• [OBJECTIVE]
Exactly reproduce each entry, leaving out nothing.

(Records from a collection of figures)
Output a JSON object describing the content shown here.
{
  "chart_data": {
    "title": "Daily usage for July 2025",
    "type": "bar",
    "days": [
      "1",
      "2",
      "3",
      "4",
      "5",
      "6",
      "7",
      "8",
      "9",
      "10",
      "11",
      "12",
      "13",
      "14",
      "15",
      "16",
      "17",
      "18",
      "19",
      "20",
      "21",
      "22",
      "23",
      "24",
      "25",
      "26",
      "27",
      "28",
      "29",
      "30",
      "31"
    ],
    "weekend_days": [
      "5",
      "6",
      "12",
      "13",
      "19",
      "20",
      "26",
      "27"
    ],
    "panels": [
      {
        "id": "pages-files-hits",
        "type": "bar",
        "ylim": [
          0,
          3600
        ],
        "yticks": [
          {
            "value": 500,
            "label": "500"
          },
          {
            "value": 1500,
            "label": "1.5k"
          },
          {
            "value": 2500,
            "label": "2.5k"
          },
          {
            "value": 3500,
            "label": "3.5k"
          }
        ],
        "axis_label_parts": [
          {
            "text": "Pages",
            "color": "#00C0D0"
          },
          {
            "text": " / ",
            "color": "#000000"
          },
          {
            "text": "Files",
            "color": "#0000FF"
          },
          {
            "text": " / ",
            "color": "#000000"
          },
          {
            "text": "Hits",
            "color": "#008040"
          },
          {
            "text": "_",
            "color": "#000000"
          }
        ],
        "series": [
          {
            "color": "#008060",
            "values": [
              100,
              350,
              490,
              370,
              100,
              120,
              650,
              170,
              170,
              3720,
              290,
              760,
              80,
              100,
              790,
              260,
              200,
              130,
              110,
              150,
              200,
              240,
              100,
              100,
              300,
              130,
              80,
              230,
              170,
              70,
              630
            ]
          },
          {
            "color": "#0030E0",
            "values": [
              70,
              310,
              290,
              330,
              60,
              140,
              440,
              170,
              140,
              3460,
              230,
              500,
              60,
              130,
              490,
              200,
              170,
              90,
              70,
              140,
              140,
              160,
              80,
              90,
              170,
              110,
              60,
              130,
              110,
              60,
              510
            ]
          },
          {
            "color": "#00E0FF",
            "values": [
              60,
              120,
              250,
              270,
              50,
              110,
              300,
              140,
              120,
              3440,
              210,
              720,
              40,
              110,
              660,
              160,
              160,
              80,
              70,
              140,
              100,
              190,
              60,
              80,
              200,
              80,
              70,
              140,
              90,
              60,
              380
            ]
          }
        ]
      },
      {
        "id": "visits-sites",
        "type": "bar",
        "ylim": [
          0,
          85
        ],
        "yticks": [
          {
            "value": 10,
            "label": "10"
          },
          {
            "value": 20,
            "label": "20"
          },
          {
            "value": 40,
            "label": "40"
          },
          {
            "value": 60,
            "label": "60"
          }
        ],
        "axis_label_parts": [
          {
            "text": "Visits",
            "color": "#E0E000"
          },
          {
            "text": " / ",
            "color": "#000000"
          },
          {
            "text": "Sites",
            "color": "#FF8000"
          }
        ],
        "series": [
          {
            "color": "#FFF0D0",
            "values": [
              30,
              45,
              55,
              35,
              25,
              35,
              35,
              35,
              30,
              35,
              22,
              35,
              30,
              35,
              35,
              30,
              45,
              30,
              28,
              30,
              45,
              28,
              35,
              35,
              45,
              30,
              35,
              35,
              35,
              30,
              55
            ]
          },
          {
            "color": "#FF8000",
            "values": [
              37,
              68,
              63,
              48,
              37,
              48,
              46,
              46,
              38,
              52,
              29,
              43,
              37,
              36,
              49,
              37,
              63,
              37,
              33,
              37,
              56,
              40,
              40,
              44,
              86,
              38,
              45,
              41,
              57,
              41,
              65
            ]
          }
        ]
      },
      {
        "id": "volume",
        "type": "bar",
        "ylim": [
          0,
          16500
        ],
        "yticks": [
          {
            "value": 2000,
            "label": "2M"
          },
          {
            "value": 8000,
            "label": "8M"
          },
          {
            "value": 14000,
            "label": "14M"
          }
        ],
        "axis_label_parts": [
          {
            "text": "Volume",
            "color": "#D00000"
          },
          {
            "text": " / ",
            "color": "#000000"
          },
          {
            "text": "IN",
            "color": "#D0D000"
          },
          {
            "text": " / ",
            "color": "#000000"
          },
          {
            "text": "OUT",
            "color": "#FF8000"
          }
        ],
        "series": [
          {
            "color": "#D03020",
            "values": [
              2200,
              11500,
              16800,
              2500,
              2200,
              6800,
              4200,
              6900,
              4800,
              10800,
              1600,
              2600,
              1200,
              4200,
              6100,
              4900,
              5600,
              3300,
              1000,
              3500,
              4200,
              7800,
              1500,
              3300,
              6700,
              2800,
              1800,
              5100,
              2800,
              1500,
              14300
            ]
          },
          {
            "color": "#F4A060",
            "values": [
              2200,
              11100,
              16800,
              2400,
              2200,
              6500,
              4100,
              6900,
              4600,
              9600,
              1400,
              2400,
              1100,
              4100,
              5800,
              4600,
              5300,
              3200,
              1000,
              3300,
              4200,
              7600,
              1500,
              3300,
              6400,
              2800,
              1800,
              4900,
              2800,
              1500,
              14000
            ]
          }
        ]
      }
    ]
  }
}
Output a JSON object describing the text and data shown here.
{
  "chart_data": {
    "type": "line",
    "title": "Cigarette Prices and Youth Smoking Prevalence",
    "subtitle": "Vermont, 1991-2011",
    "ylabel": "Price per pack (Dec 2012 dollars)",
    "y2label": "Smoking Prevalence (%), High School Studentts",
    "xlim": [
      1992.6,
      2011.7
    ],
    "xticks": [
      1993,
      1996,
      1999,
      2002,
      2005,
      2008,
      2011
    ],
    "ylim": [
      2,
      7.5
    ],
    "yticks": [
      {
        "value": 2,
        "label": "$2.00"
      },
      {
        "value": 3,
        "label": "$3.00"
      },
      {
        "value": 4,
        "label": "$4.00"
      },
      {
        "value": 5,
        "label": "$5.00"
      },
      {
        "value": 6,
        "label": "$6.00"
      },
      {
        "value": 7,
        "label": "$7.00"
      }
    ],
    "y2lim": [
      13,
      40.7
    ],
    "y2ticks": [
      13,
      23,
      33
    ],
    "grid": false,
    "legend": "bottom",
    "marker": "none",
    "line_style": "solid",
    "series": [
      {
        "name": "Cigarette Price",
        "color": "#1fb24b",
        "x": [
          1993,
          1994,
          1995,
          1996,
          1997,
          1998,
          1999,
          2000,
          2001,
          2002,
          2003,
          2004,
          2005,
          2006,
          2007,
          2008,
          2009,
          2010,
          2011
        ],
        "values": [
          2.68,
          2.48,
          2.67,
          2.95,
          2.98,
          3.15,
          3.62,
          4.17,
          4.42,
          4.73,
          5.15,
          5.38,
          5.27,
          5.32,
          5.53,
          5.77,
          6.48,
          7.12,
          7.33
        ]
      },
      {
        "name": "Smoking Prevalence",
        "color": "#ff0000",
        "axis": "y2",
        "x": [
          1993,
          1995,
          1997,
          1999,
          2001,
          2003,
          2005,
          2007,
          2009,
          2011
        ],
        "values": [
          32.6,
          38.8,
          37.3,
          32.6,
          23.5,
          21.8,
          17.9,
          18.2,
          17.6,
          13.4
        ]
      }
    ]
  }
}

• [EXERCISE RESPONSE]
Output a JSON object describing the content shown here.
{
  "chart_data": {
    "title": "Daily usage for July 2025",
    "type": "bar",
    "days": [
      "1",
      "2",
      "3",
      "4",
      "5",
      "6",
      "7",
      "8",
      "9",
      "10",
      "11",
      "12",
      "13",
      "14",
      "15",
      "16",
      "17",
      "18",
      "19",
      "20",
      "21",
      "22",
      "23",
      "24",
      "25",
      "26",
      "27",
      "28",
      "29",
      "30",
      "31"
    ],
    "weekend_days": [
      "5",
      "6",
      "12",
      "13",
      "19",
      "20",
      "26",
      "27"
    ],
    "panels": [
      {
        "id": "pages-files-hits",
        "type": "bar",
        "ylim": [
          0,
          3600
        ],
        "yticks": [
          {
            "value": 500,
            "label": "500"
          },
          {
            "value": 1500,
            "label": "1.5k"
          },
          {
            "value": 2500,
            "label": "2.5k"
          },
          {
            "value": 3500,
            "label": "3.5k"
          }
        ],
        "axis_label_parts": [
          {
            "text": "Pages",
            "color": "#00C0D0"
          },
          {
            "text": " / ",
            "color": "#000000"
          },
          {
            "text": "Files",
            "color": "#0000FF"
          },
          {
            "text": " / ",
            "color": "#000000"
          },
          {
            "text": "Hits",
            "color": "#008040"
          },
          {
            "text": "_",
            "color": "#000000"
          }
        ],
        "series": [
          {
            "color": "#008060",
            "values": [
              100,
              350,
              490,
              370,
              100,
              120,
              650,
              170,
              170,
              3720,
              290,
              760,
              80,
              100,
              790,
              260,
              200,
              130,
              110,
              150,
              200,
              240,
              100,
              100,
              300,
              130,
              80,
              230,
              170,
              70,
              630
            ]
          },
          {
            "color": "#0030E0",
            "values": [
              70,
              310,
              290,
              330,
              60,
              140,
              440,
              170,
              140,
              3460,
              230,
              500,
              60,
              130,
              490,
              200,
              170,
              90,
              70,
              140,
              140,
              160,
              80,
              90,
              170,
              110,
              60,
              130,
              110,
              60,
              510
            ]
          },
          {
            "color": "#00E0FF",
            "values": [
              60,
              120,
              250,
              270,
              50,
              110,
              300,
              140,
              120,
              3440,
              210,
              720,
              40,
              110,
              660,
              160,
              160,
              80,
              70,
              140,
              100,
              190,
              60,
              80,
              200,
              80,
              70,
              140,
              90,
              60,
              380
            ]
          }
        ]
      },
      {
        "id": "visits-sites",
        "type": "bar",
        "ylim": [
          0,
          85
        ],
        "yticks": [
          {
            "value": 10,
            "label": "10"
          },
          {
            "value": 20,
            "label": "20"
          },
          {
            "value": 40,
            "label": "40"
          },
          {
            "value": 60,
            "label": "60"
          }
        ],
        "axis_label_parts": [
          {
            "text": "Visits",
            "color": "#E0E000"
          },
          {
            "text": " / ",
            "color": "#000000"
          },
          {
            "text": "Sites",
            "color": "#FF8000"
          }
        ],
        "series": [
          {
            "color": "#FFF0D0",
            "values": [
              30,
              45,
              55,
              35,
              25,
              35,
              35,
              35,
              30,
              35,
              22,
              35,
              30,
              35,
              35,
              30,
              45,
              30,
              28,
              30,
              45,
              28,
              35,
              35,
              45,
              30,
              35,
              35,
              35,
              30,
              55
            ]
          },
          {
            "color": "#FF8000",
            "values": [
              37,
              68,
              63,
              48,
              37,
              48,
              46,
              46,
              38,
              52,
              29,
              43,
              37,
              36,
              49,
              37,
              63,
              37,
              33,
              37,
              56,
              40,
              40,
              44,
              86,
              38,
              45,
              41,
              57,
              41,
              65
            ]
          }
        ]
      },
      {
        "id": "volume",
        "type": "bar",
        "ylim": [
          0,
          16500
        ],
        "yticks": [
          {
            "value": 2000,
            "label": "2M"
          },
          {
            "value": 8000,
            "label": "8M"
          },
          {
            "value": 14000,
            "label": "14M"
          }
        ],
        "axis_label_parts": [
          {
            "text": "Volume",
            "color": "#D00000"
          },
          {
            "text": " / ",
            "color": "#000000"
          },
          {
            "text": "IN",
            "color": "#D0D000"
          },
          {
            "text": " / ",
            "color": "#000000"
          },
          {
            "text": "OUT",
            "color": "#FF8000"
          }
        ],
        "series": [
          {
            "color": "#D03020",
            "values": [
              2200,
              11500,
              16800,
              2500,
              2200,
              6800,
              4200,
              6900,
              4800,
              10800,
              1600,
              2600,
              1200,
              4200,
              6100,
              4900,
              5600,
              3300,
              1000,
              3500,
              4200,
              7800,
              1500,
              3300,
              6700,
              2800,
              1800,
              5100,
              2800,
              1500,
              14300
            ]
          },
          {
            "color": "#F4A060",
            "values": [
              2200,
              11100,
              16800,
              2400,
              2200,
              6500,
              4100,
              6900,
              4600,
              9600,
              1400,
              2400,
              1100,
              4100,
              5800,
              4600,
              5300,
              3200,
              1000,
              3300,
              4200,
              7600,
              1500,
              3300,
              6400,
              2800,
              1800,
              4900,
              2800,
              1500,
              14000
            ]
          }
        ]
      }
    ]
  }
}
Output a JSON object describing the text and data shown here.
{
  "chart_data": {
    "type": "line",
    "title": "Cigarette Prices and Youth Smoking Prevalence",
    "subtitle": "Vermont, 1991-2011",
    "ylabel": "Price per pack (Dec 2012 dollars)",
    "y2label": "Smoking Prevalence (%), High School Studentts",
    "xlim": [
      1992.6,
      2011.7
    ],
    "xticks": [
      1993,
      1996,
      1999,
      2002,
      2005,
      2008,
      2011
    ],
    "ylim": [
      2,
      7.5
    ],
    "yticks": [
      {
        "value": 2,
        "label": "$2.00"
      },
      {
        "value": 3,
        "label": "$3.00"
      },
      {
        "value": 4,
        "label": "$4.00"
      },
      {
        "value": 5,
        "label": "$5.00"
      },
      {
        "value": 6,
        "label": "$6.00"
      },
      {
        "value": 7,
        "label": "$7.00"
      }
    ],
    "y2lim": [
      13,
      40.7
    ],
    "y2ticks": [
      13,
      23,
      33
    ],
    "grid": false,
    "legend": "bottom",
    "marker": "none",
    "line_style": "solid",
    "series": [
      {
        "name": "Cigarette Price",
        "color": "#1fb24b",
        "x": [
          1993,
          1994,
          1995,
          1996,
          1997,
          1998,
          1999,
          2000,
          2001,
          2002,
          2003,
          2004,
          2005,
          2006,
          2007,
          2008,
          2009,
          2010,
          2011
        ],
        "values": [
          2.68,
          2.48,
          2.67,
          2.95,
          2.98,
          3.15,
          3.62,
          4.17,
          4.42,
          4.73,
          5.15,
          5.38,
          5.27,
          5.32,
          5.53,
          5.77,
          6.48,
          7.12,
          7.33
        ]
      },
      {
        "name": "Smoking Prevalence",
        "color": "#ff0000",
        "axis": "y2",
        "x": [
          1993,
          1995,
          1997,
          1999,
          2001,
          2003,
          2005,
          2007,
          2009,
          2011
        ],
        "values": [
          32.6,
          38.8,
          37.3,
          32.6,
          23.5,
          21.8,
          17.9,
          18.2,
          17.6,
          13.4
        ]
      }
    ]
  }
}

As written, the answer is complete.